Boxed element entries:
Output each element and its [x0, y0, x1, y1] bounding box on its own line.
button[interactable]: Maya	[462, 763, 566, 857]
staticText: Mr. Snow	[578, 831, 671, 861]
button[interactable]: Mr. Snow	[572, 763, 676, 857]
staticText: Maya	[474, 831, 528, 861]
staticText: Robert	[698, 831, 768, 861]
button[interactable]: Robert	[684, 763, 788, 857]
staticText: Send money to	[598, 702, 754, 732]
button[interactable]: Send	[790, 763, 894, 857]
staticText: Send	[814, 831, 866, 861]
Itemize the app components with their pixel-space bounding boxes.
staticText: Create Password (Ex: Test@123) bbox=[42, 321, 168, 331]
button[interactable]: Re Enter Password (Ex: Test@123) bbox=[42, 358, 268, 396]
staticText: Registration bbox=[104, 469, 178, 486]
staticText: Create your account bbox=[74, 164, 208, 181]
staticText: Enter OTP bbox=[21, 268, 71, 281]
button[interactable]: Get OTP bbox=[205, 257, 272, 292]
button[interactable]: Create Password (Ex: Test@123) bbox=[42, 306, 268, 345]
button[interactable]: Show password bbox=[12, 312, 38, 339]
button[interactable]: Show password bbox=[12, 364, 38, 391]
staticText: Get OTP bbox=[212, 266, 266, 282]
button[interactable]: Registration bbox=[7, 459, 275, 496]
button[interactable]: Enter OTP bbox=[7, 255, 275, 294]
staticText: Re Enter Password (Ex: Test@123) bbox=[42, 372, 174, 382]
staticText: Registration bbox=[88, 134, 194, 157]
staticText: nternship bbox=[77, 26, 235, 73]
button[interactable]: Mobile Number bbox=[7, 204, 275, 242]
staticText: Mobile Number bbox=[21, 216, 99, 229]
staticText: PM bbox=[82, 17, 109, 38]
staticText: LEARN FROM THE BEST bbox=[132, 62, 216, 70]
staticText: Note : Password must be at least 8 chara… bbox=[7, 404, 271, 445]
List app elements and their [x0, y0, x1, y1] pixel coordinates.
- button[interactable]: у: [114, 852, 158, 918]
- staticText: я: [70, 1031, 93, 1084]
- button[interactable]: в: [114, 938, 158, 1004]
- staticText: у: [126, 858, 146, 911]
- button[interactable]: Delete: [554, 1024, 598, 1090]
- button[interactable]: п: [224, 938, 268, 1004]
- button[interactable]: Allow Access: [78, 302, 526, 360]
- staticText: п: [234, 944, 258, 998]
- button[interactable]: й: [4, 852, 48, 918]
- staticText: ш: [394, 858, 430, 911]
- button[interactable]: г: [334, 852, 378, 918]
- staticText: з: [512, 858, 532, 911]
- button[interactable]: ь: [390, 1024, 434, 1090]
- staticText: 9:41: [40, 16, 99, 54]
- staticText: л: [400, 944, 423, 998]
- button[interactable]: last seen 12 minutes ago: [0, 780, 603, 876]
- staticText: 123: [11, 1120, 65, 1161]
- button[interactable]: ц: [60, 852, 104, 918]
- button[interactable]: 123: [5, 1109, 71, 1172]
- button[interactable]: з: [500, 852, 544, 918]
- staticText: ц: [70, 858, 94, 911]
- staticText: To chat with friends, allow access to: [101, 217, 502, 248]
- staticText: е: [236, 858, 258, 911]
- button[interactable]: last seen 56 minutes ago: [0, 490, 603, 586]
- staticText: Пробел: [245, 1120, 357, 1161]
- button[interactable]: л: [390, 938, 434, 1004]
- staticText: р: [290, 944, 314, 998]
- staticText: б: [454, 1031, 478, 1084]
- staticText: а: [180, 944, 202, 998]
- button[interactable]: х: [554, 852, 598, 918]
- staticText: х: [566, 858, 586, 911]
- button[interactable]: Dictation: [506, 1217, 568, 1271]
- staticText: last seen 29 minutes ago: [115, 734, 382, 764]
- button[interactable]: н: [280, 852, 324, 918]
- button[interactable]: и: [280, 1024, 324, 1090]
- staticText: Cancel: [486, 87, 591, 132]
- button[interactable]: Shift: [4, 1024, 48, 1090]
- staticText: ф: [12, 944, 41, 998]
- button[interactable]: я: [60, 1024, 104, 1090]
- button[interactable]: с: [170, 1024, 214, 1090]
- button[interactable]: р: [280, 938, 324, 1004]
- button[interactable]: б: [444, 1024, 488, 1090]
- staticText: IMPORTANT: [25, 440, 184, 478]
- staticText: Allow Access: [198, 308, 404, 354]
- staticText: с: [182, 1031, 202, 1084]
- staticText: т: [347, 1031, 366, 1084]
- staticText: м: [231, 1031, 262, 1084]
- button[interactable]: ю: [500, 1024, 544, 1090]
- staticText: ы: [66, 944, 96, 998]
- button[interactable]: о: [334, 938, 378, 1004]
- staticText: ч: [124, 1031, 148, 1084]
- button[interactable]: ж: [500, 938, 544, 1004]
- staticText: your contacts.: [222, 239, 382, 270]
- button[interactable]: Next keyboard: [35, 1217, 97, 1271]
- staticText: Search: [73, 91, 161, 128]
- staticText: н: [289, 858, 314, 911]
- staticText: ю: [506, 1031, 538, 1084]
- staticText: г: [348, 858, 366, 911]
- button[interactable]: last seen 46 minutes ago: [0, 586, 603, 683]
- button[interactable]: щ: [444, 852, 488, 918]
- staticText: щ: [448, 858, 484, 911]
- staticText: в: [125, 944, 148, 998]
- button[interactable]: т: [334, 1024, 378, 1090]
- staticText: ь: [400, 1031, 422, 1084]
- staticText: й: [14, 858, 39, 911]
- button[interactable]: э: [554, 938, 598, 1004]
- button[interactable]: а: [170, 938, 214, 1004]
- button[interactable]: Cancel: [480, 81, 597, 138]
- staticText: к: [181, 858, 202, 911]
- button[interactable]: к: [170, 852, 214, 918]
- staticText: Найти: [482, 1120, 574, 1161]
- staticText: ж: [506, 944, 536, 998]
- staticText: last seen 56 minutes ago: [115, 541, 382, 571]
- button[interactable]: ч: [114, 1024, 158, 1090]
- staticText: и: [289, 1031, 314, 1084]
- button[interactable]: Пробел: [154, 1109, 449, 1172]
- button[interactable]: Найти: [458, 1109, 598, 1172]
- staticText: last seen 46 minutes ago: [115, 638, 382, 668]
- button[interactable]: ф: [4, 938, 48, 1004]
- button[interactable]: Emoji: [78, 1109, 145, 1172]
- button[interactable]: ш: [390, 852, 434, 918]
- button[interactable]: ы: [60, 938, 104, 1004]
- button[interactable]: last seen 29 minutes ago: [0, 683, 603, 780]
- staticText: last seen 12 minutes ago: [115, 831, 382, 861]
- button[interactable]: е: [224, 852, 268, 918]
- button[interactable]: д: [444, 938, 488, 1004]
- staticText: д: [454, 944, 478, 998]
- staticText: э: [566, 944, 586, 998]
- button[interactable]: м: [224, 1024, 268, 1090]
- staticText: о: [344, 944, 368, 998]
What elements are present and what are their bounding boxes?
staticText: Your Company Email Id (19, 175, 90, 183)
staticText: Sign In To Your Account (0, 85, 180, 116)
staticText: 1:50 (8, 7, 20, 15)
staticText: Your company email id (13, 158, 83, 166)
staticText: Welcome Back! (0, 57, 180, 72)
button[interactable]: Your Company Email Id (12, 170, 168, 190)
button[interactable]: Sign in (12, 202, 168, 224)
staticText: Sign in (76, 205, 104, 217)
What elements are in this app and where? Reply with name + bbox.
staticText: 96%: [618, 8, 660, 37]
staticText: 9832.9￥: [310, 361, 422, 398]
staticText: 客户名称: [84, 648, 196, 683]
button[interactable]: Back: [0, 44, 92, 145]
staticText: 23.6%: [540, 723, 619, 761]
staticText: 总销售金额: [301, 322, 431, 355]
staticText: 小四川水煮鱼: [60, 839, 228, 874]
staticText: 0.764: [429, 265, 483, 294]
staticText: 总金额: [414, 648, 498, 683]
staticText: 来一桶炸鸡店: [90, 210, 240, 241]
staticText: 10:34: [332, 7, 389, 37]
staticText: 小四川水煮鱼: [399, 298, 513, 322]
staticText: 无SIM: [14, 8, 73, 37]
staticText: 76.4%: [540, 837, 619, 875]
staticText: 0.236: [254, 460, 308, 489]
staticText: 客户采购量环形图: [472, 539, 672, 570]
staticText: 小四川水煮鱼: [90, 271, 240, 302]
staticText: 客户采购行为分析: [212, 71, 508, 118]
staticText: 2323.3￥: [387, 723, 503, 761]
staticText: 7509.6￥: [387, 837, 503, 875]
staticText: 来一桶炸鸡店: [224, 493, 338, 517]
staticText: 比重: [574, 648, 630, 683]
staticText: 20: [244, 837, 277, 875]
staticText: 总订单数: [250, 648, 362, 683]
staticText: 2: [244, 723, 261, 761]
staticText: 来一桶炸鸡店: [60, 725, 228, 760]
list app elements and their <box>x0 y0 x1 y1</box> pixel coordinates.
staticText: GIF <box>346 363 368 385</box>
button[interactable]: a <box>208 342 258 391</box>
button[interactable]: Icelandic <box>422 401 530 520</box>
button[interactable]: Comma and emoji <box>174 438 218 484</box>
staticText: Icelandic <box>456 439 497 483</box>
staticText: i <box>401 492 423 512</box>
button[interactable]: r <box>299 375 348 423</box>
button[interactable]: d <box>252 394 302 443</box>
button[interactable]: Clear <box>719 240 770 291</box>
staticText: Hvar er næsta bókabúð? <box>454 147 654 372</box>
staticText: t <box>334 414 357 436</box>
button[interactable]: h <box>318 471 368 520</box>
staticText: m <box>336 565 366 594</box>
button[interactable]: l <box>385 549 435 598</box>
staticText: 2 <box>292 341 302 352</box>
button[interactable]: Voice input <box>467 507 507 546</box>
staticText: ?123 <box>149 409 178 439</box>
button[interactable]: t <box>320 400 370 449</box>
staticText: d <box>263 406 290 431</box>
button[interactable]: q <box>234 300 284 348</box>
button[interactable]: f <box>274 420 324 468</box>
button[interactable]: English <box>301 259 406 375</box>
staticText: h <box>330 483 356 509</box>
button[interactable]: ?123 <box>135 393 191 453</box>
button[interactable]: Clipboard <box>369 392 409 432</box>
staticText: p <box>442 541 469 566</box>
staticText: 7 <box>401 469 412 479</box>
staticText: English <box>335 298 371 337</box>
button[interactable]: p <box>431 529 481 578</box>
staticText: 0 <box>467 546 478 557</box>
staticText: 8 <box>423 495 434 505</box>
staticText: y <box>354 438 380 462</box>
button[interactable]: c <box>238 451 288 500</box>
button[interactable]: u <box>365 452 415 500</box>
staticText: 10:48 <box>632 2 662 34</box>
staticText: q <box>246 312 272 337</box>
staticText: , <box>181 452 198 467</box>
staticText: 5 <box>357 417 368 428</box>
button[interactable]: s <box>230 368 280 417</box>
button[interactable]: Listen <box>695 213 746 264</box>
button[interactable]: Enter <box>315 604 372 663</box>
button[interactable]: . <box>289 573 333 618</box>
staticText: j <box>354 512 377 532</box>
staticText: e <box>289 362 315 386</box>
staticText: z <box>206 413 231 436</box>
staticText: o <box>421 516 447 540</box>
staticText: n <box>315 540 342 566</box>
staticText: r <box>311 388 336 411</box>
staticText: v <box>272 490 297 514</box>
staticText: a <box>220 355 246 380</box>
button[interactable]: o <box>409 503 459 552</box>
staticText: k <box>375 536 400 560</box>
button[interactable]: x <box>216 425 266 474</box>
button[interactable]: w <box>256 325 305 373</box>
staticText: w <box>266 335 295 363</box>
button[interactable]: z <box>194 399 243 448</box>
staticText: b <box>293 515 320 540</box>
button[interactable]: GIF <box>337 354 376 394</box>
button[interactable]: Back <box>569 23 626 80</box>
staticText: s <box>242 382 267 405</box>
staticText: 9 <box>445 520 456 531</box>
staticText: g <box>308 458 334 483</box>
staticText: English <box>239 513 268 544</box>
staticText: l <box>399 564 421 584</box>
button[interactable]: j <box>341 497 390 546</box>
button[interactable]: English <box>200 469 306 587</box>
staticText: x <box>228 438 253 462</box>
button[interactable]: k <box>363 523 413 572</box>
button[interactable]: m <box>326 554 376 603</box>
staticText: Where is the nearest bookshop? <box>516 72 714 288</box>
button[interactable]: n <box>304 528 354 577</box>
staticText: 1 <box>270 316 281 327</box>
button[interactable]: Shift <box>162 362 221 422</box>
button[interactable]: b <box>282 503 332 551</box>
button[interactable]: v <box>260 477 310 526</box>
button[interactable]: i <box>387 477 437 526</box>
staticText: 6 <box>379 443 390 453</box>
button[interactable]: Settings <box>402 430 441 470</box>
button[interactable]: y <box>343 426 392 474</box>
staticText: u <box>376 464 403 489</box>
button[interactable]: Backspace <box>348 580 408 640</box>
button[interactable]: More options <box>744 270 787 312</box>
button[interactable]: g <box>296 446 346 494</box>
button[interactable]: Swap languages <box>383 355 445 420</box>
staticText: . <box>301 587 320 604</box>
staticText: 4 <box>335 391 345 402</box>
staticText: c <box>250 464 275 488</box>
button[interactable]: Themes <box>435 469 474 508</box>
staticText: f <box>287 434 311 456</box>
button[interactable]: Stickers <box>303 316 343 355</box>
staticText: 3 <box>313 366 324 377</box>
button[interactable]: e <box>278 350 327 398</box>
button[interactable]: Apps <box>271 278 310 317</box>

WHAT THE EXERCISE ASKS: Reproduce the records word for word, from their first line through the line that contains "staticText: Create your", including both of those lines.

FINAL RESULT:
Output each element and its [x0, y0, x1, y1] bounding box on its own line.
button[interactable]: Maya	[462, 763, 566, 857]
staticText: Mr. Snow	[578, 831, 671, 861]
button[interactable]: Mr. Snow	[572, 763, 676, 857]
staticText: Maya	[474, 831, 528, 861]
staticText: Robert	[698, 831, 768, 861]
button[interactable]: Robert	[684, 763, 788, 857]
staticText: Send money to	[598, 702, 754, 732]
button[interactable]: Send	[790, 763, 894, 857]
staticText: Send	[814, 831, 866, 861]
Itemize the app components with their pixel-space bounding boxes.
staticText: Create Password (Ex: Test@123) bbox=[42, 321, 168, 331]
button[interactable]: Re Enter Password (Ex: Test@123) bbox=[42, 358, 268, 396]
staticText: Registration bbox=[104, 469, 178, 486]
staticText: Create your account bbox=[74, 164, 208, 181]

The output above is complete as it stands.